**Records from a collection of figures**:
——————
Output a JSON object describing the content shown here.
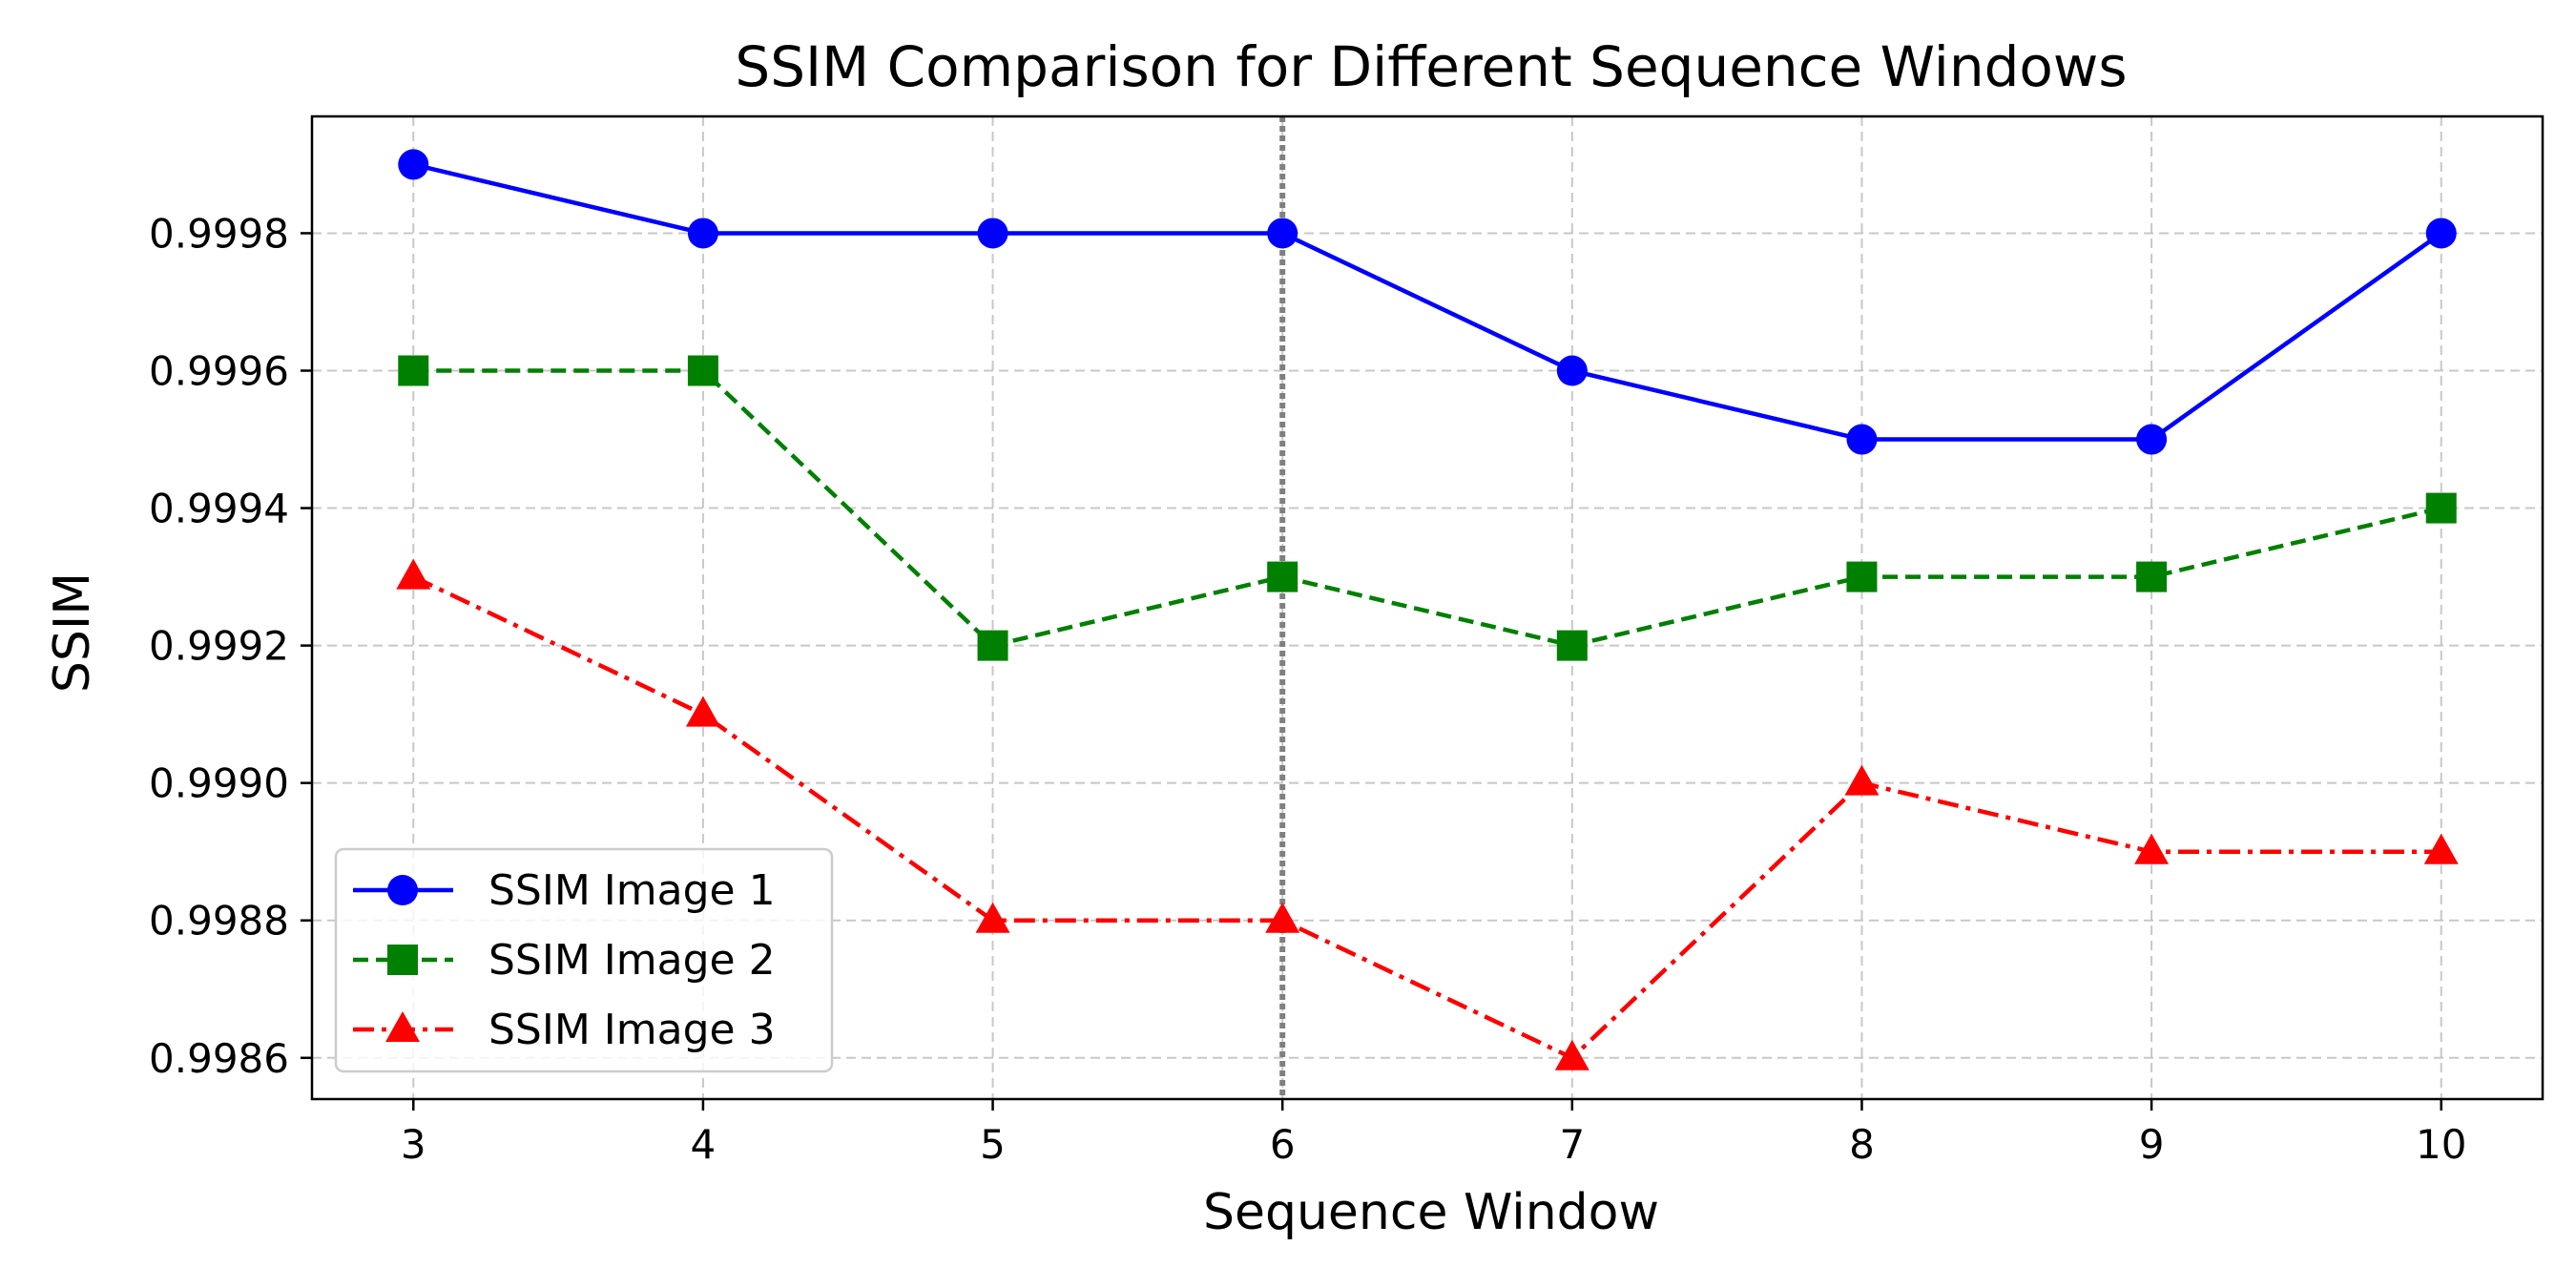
{
  "chart_data": {
    "type": "line",
    "title": "SSIM Comparison for Different Sequence Windows",
    "xlabel": "Sequence Window",
    "ylabel": "SSIM",
    "x": [
      3,
      4,
      5,
      6,
      7,
      8,
      9,
      10
    ],
    "x_ticks": [
      "3",
      "4",
      "5",
      "6",
      "7",
      "8",
      "9",
      "10"
    ],
    "xlim": [
      2.65,
      10.35
    ],
    "ylim": [
      0.99854,
      0.99997
    ],
    "y_ticks": [
      {
        "value": 0.9986,
        "label": "0.9986"
      },
      {
        "value": 0.9988,
        "label": "0.9988"
      },
      {
        "value": 0.999,
        "label": "0.9990"
      },
      {
        "value": 0.9992,
        "label": "0.9992"
      },
      {
        "value": 0.9994,
        "label": "0.9994"
      },
      {
        "value": 0.9996,
        "label": "0.9996"
      },
      {
        "value": 0.9998,
        "label": "0.9998"
      }
    ],
    "grid": true,
    "legend_position": "lower-left",
    "vertical_reference_line": {
      "x": 6,
      "style": "dotted",
      "color": "#808080"
    },
    "series": [
      {
        "name": "SSIM Image 1",
        "color": "#0000ff",
        "marker": "circle",
        "line_style": "solid",
        "values": [
          0.9999,
          0.9998,
          0.9998,
          0.9998,
          0.9996,
          0.9995,
          0.9995,
          0.9998
        ]
      },
      {
        "name": "SSIM Image 2",
        "color": "#008000",
        "marker": "square",
        "line_style": "dashed",
        "values": [
          0.9996,
          0.9996,
          0.9992,
          0.9993,
          0.9992,
          0.9993,
          0.9993,
          0.9994
        ]
      },
      {
        "name": "SSIM Image 3",
        "color": "#ff0000",
        "marker": "triangle",
        "line_style": "dashdot",
        "values": [
          0.9993,
          0.9991,
          0.9988,
          0.9988,
          0.9986,
          0.999,
          0.9989,
          0.9989
        ]
      }
    ]
  }
}
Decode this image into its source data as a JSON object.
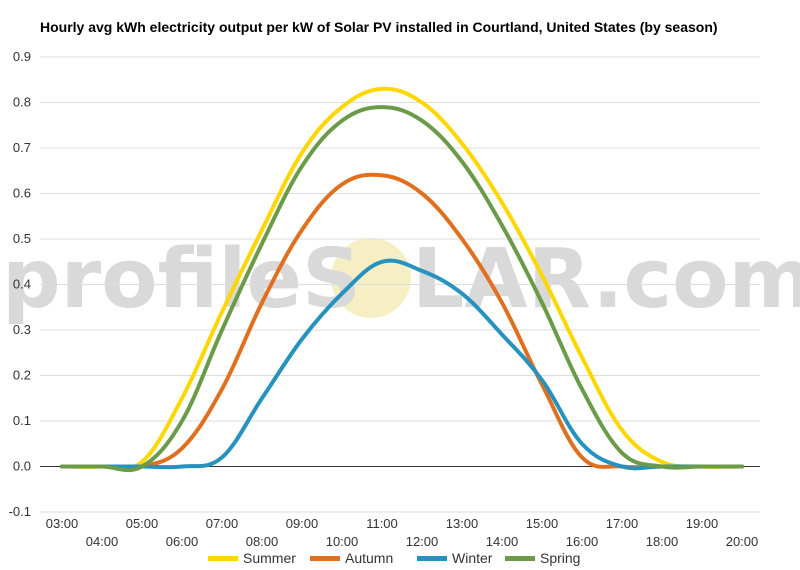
{
  "watermark": {
    "left": "profileS",
    "right": "LAR.com"
  },
  "chart_data": {
    "type": "line",
    "title": "Hourly avg kWh electricity output per kW of Solar PV installed in Courtland, United States (by season)",
    "xlabel": "",
    "ylabel": "",
    "x": [
      "03:00",
      "04:00",
      "05:00",
      "06:00",
      "07:00",
      "08:00",
      "09:00",
      "10:00",
      "11:00",
      "12:00",
      "13:00",
      "14:00",
      "15:00",
      "16:00",
      "17:00",
      "18:00",
      "19:00",
      "20:00"
    ],
    "x_ticks_upper": [
      "03:00",
      "05:00",
      "07:00",
      "09:00",
      "11:00",
      "13:00",
      "15:00",
      "17:00",
      "19:00"
    ],
    "x_ticks_lower": [
      "04:00",
      "06:00",
      "08:00",
      "10:00",
      "12:00",
      "14:00",
      "16:00",
      "18:00",
      "20:00"
    ],
    "ylim": [
      -0.1,
      0.9
    ],
    "yticks": [
      "-0.1",
      "0.0",
      "0.1",
      "0.2",
      "0.3",
      "0.4",
      "0.5",
      "0.6",
      "0.7",
      "0.8",
      "0.9"
    ],
    "grid": true,
    "legend_position": "bottom",
    "series": [
      {
        "name": "Summer",
        "color": "#ffd700",
        "values": [
          0,
          0,
          0.01,
          0.15,
          0.34,
          0.52,
          0.69,
          0.79,
          0.83,
          0.8,
          0.71,
          0.58,
          0.42,
          0.24,
          0.08,
          0.01,
          0,
          0
        ]
      },
      {
        "name": "Autumn",
        "color": "#e07020",
        "values": [
          0,
          0,
          0,
          0.04,
          0.17,
          0.36,
          0.52,
          0.62,
          0.64,
          0.6,
          0.5,
          0.36,
          0.18,
          0.02,
          0,
          0,
          0,
          0
        ]
      },
      {
        "name": "Winter",
        "color": "#2592bf",
        "values": [
          0,
          0,
          0,
          0,
          0.02,
          0.15,
          0.28,
          0.38,
          0.45,
          0.43,
          0.38,
          0.29,
          0.19,
          0.05,
          0,
          0,
          0,
          0
        ]
      },
      {
        "name": "Spring",
        "color": "#6b9a48",
        "values": [
          0,
          0,
          0,
          0.1,
          0.3,
          0.49,
          0.66,
          0.76,
          0.79,
          0.76,
          0.67,
          0.53,
          0.36,
          0.17,
          0.03,
          0,
          0,
          0
        ]
      }
    ]
  }
}
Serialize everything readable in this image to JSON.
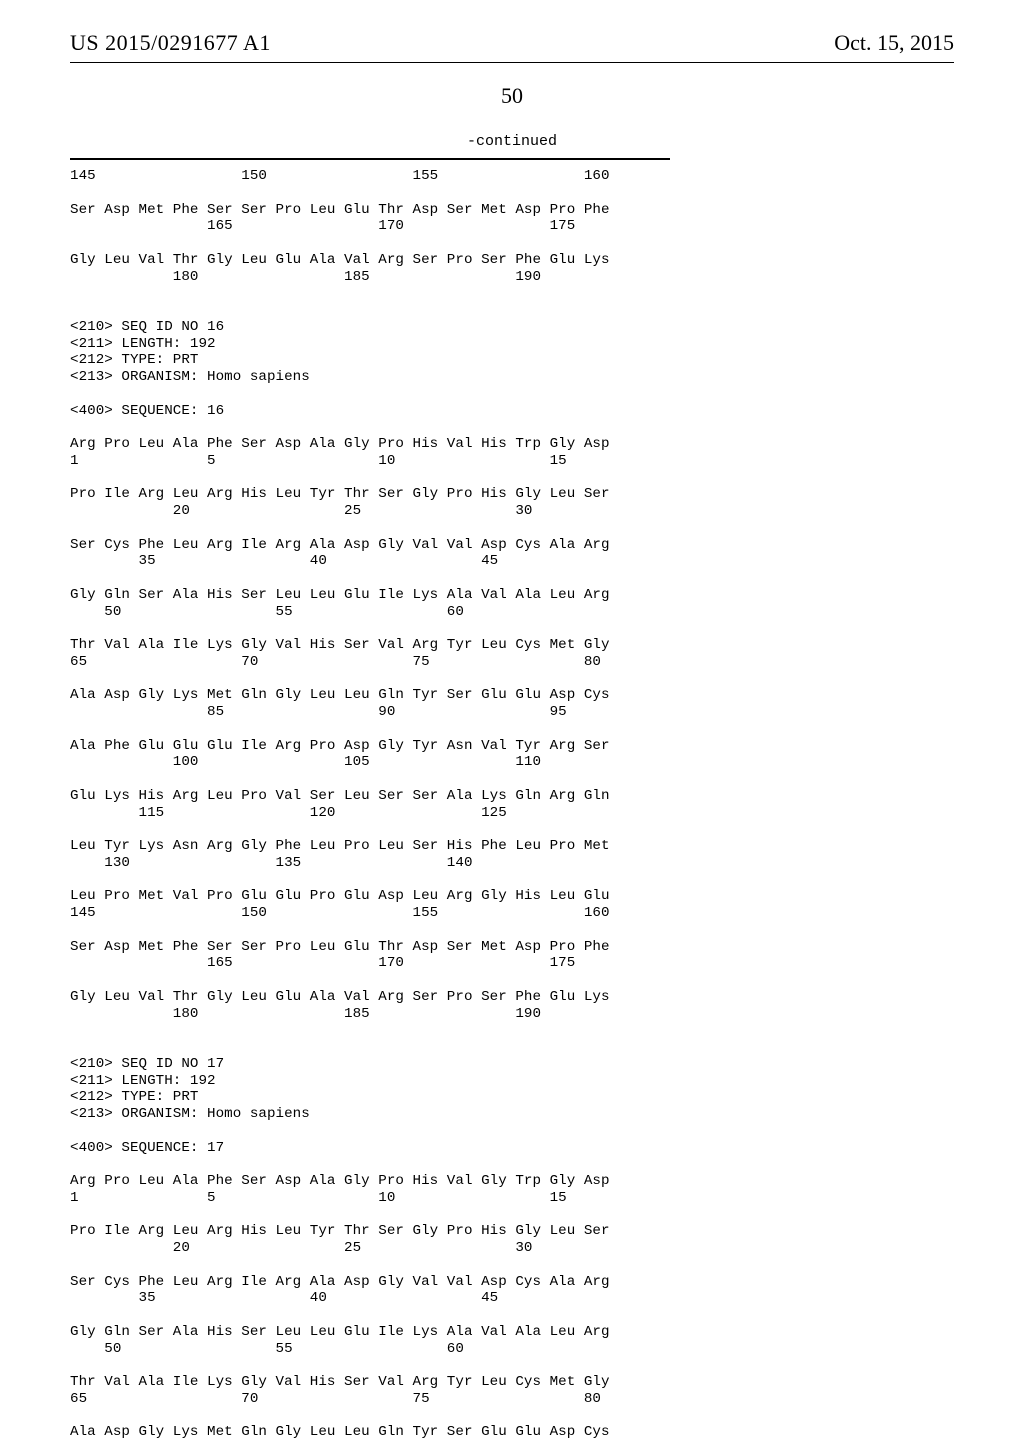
{
  "header": {
    "publication_number": "US 2015/0291677 A1",
    "publication_date": "Oct. 15, 2015"
  },
  "page_number": "50",
  "continued_label": "-continued",
  "sequence_text": "145                 150                 155                 160\n\nSer Asp Met Phe Ser Ser Pro Leu Glu Thr Asp Ser Met Asp Pro Phe\n                165                 170                 175\n\nGly Leu Val Thr Gly Leu Glu Ala Val Arg Ser Pro Ser Phe Glu Lys\n            180                 185                 190\n\n\n<210> SEQ ID NO 16\n<211> LENGTH: 192\n<212> TYPE: PRT\n<213> ORGANISM: Homo sapiens\n\n<400> SEQUENCE: 16\n\nArg Pro Leu Ala Phe Ser Asp Ala Gly Pro His Val His Trp Gly Asp\n1               5                   10                  15\n\nPro Ile Arg Leu Arg His Leu Tyr Thr Ser Gly Pro His Gly Leu Ser\n            20                  25                  30\n\nSer Cys Phe Leu Arg Ile Arg Ala Asp Gly Val Val Asp Cys Ala Arg\n        35                  40                  45\n\nGly Gln Ser Ala His Ser Leu Leu Glu Ile Lys Ala Val Ala Leu Arg\n    50                  55                  60\n\nThr Val Ala Ile Lys Gly Val His Ser Val Arg Tyr Leu Cys Met Gly\n65                  70                  75                  80\n\nAla Asp Gly Lys Met Gln Gly Leu Leu Gln Tyr Ser Glu Glu Asp Cys\n                85                  90                  95\n\nAla Phe Glu Glu Glu Ile Arg Pro Asp Gly Tyr Asn Val Tyr Arg Ser\n            100                 105                 110\n\nGlu Lys His Arg Leu Pro Val Ser Leu Ser Ser Ala Lys Gln Arg Gln\n        115                 120                 125\n\nLeu Tyr Lys Asn Arg Gly Phe Leu Pro Leu Ser His Phe Leu Pro Met\n    130                 135                 140\n\nLeu Pro Met Val Pro Glu Glu Pro Glu Asp Leu Arg Gly His Leu Glu\n145                 150                 155                 160\n\nSer Asp Met Phe Ser Ser Pro Leu Glu Thr Asp Ser Met Asp Pro Phe\n                165                 170                 175\n\nGly Leu Val Thr Gly Leu Glu Ala Val Arg Ser Pro Ser Phe Glu Lys\n            180                 185                 190\n\n\n<210> SEQ ID NO 17\n<211> LENGTH: 192\n<212> TYPE: PRT\n<213> ORGANISM: Homo sapiens\n\n<400> SEQUENCE: 17\n\nArg Pro Leu Ala Phe Ser Asp Ala Gly Pro His Val Gly Trp Gly Asp\n1               5                   10                  15\n\nPro Ile Arg Leu Arg His Leu Tyr Thr Ser Gly Pro His Gly Leu Ser\n            20                  25                  30\n\nSer Cys Phe Leu Arg Ile Arg Ala Asp Gly Val Val Asp Cys Ala Arg\n        35                  40                  45\n\nGly Gln Ser Ala His Ser Leu Leu Glu Ile Lys Ala Val Ala Leu Arg\n    50                  55                  60\n\nThr Val Ala Ile Lys Gly Val His Ser Val Arg Tyr Leu Cys Met Gly\n65                  70                  75                  80\n\nAla Asp Gly Lys Met Gln Gly Leu Leu Gln Tyr Ser Glu Glu Asp Cys"
}
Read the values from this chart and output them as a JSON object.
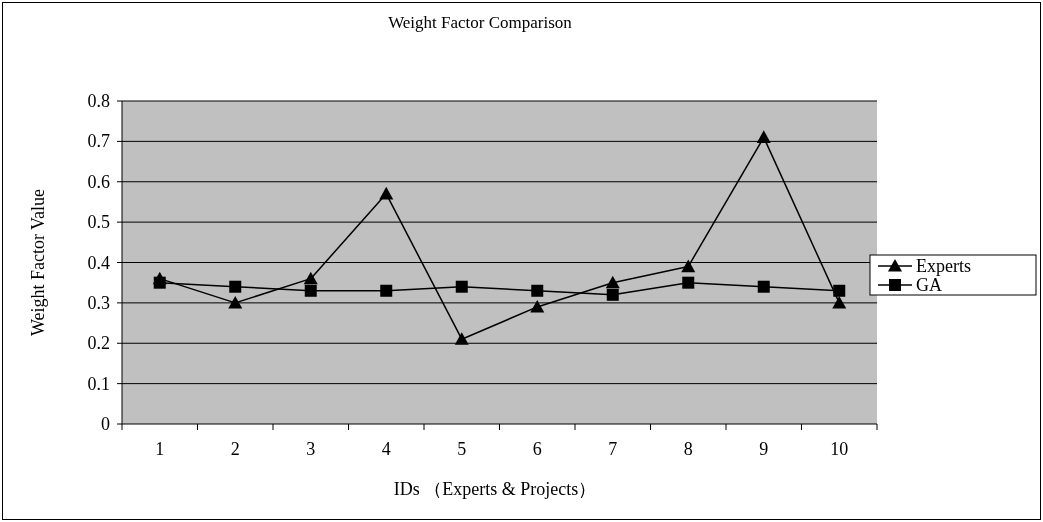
——————
**Task goal**: In the material above, find each line that contains the word "SSIM", and select it.

**Result for this exercise**:
    "title": "SSIM Comparison for Different Sequence Windows",
    "ylabel": "SSIM",
        "name": "SSIM Image 1",
        "name": "SSIM Image 2",
        "name": "SSIM Image 3",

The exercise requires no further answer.